* _DATA RECORDS_:
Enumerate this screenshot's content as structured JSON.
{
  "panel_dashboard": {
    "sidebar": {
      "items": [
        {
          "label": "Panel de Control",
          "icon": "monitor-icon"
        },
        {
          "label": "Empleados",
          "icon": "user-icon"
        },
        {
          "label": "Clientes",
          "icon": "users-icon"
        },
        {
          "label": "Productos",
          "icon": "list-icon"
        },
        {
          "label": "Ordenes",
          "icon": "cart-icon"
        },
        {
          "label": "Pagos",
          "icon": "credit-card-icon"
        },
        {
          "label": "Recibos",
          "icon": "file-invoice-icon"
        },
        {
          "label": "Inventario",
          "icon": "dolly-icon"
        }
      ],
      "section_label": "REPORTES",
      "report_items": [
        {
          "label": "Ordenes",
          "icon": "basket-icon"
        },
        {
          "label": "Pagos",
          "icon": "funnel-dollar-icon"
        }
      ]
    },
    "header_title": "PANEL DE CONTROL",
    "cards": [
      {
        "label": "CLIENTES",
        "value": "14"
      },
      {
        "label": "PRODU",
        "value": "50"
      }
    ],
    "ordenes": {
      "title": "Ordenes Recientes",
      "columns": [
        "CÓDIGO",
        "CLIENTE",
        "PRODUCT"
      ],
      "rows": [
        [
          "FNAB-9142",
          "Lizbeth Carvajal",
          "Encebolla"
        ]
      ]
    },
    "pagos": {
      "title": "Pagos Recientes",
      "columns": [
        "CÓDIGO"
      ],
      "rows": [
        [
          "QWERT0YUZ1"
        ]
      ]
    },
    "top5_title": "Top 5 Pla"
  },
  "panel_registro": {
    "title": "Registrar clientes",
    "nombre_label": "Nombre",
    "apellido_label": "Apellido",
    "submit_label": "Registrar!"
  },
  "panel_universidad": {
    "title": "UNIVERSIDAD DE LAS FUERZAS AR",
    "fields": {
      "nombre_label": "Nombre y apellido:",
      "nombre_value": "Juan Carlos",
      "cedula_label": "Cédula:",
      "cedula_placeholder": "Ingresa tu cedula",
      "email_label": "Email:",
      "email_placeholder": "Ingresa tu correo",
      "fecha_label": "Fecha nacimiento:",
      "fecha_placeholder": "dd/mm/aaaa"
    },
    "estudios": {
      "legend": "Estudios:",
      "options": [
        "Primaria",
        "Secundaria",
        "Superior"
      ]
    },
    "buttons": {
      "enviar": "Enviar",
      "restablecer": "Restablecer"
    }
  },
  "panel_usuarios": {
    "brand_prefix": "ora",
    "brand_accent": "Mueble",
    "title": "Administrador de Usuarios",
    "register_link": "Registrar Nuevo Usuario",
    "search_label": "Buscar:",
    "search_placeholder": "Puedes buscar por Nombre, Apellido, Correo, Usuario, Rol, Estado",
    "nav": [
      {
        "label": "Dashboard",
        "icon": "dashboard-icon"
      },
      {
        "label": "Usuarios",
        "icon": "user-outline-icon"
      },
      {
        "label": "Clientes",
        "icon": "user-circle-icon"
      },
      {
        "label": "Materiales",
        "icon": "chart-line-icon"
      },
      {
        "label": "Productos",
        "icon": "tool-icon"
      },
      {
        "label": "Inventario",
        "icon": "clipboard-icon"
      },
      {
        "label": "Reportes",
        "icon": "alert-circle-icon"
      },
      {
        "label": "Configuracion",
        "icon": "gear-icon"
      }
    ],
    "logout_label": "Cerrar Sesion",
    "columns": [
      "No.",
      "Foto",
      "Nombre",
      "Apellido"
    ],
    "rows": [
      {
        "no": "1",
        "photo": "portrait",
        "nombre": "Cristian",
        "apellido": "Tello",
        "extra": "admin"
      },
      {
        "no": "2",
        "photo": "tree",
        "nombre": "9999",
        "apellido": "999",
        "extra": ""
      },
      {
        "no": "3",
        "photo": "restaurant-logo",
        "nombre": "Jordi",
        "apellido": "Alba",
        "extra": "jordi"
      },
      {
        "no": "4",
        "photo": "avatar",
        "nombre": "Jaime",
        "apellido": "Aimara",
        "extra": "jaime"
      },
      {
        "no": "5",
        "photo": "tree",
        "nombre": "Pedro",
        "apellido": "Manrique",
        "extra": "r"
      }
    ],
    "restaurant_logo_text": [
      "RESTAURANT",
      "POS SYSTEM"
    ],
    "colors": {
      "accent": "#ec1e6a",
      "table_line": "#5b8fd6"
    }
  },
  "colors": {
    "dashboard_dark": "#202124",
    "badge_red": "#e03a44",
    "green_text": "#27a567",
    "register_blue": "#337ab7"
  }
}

* _EXERCISE BRIEF_:
Print out all the entries precisely as written.

* _EXERCISE SOLUTION_:
Enumerate this screenshot's content as structured JSON.
{
  "panel_dashboard": {
    "sidebar": {
      "items": [
        {
          "label": "Panel de Control",
          "icon": "monitor-icon"
        },
        {
          "label": "Empleados",
          "icon": "user-icon"
        },
        {
          "label": "Clientes",
          "icon": "users-icon"
        },
        {
          "label": "Productos",
          "icon": "list-icon"
        },
        {
          "label": "Ordenes",
          "icon": "cart-icon"
        },
        {
          "label": "Pagos",
          "icon": "credit-card-icon"
        },
        {
          "label": "Recibos",
          "icon": "file-invoice-icon"
        },
        {
          "label": "Inventario",
          "icon": "dolly-icon"
        }
      ],
      "section_label": "REPORTES",
      "report_items": [
        {
          "label": "Ordenes",
          "icon": "basket-icon"
        },
        {
          "label": "Pagos",
          "icon": "funnel-dollar-icon"
        }
      ]
    },
    "header_title": "PANEL DE CONTROL",
    "cards": [
      {
        "label": "CLIENTES",
        "value": "14"
      },
      {
        "label": "PRODU",
        "value": "50"
      }
    ],
    "ordenes": {
      "title": "Ordenes Recientes",
      "columns": [
        "CÓDIGO",
        "CLIENTE",
        "PRODUCT"
      ],
      "rows": [
        [
          "FNAB-9142",
          "Lizbeth Carvajal",
          "Encebolla"
        ]
      ]
    },
    "pagos": {
      "title": "Pagos Recientes",
      "columns": [
        "CÓDIGO"
      ],
      "rows": [
        [
          "QWERT0YUZ1"
        ]
      ]
    },
    "top5_title": "Top 5 Pla"
  },
  "panel_registro": {
    "title": "Registrar clientes",
    "nombre_label": "Nombre",
    "apellido_label": "Apellido",
    "submit_label": "Registrar!"
  },
  "panel_universidad": {
    "title": "UNIVERSIDAD DE LAS FUERZAS AR",
    "fields": {
      "nombre_label": "Nombre y apellido:",
      "nombre_value": "Juan Carlos",
      "cedula_label": "Cédula:",
      "cedula_placeholder": "Ingresa tu cedula",
      "email_label": "Email:",
      "email_placeholder": "Ingresa tu correo",
      "fecha_label": "Fecha nacimiento:",
      "fecha_placeholder": "dd/mm/aaaa"
    },
    "estudios": {
      "legend": "Estudios:",
      "options": [
        "Primaria",
        "Secundaria",
        "Superior"
      ]
    },
    "buttons": {
      "enviar": "Enviar",
      "restablecer": "Restablecer"
    }
  },
  "panel_usuarios": {
    "brand_prefix": "ora",
    "brand_accent": "Mueble",
    "title": "Administrador de Usuarios",
    "register_link": "Registrar Nuevo Usuario",
    "search_label": "Buscar:",
    "search_placeholder": "Puedes buscar por Nombre, Apellido, Correo, Usuario, Rol, Estado",
    "nav": [
      {
        "label": "Dashboard",
        "icon": "dashboard-icon"
      },
      {
        "label": "Usuarios",
        "icon": "user-outline-icon"
      },
      {
        "label": "Clientes",
        "icon": "user-circle-icon"
      },
      {
        "label": "Materiales",
        "icon": "chart-line-icon"
      },
      {
        "label": "Productos",
        "icon": "tool-icon"
      },
      {
        "label": "Inventario",
        "icon": "clipboard-icon"
      },
      {
        "label": "Reportes",
        "icon": "alert-circle-icon"
      },
      {
        "label": "Configuracion",
        "icon": "gear-icon"
      }
    ],
    "logout_label": "Cerrar Sesion",
    "columns": [
      "No.",
      "Foto",
      "Nombre",
      "Apellido"
    ],
    "rows": [
      {
        "no": "1",
        "photo": "portrait",
        "nombre": "Cristian",
        "apellido": "Tello",
        "extra": "admin"
      },
      {
        "no": "2",
        "photo": "tree",
        "nombre": "9999",
        "apellido": "999",
        "extra": ""
      },
      {
        "no": "3",
        "photo": "restaurant-logo",
        "nombre": "Jordi",
        "apellido": "Alba",
        "extra": "jordi"
      },
      {
        "no": "4",
        "photo": "avatar",
        "nombre": "Jaime",
        "apellido": "Aimara",
        "extra": "jaime"
      },
      {
        "no": "5",
        "photo": "tree",
        "nombre": "Pedro",
        "apellido": "Manrique",
        "extra": "r"
      }
    ],
    "restaurant_logo_text": [
      "RESTAURANT",
      "POS SYSTEM"
    ],
    "colors": {
      "accent": "#ec1e6a",
      "table_line": "#5b8fd6"
    }
  },
  "colors": {
    "dashboard_dark": "#202124",
    "badge_red": "#e03a44",
    "green_text": "#27a567",
    "register_blue": "#337ab7"
  }
}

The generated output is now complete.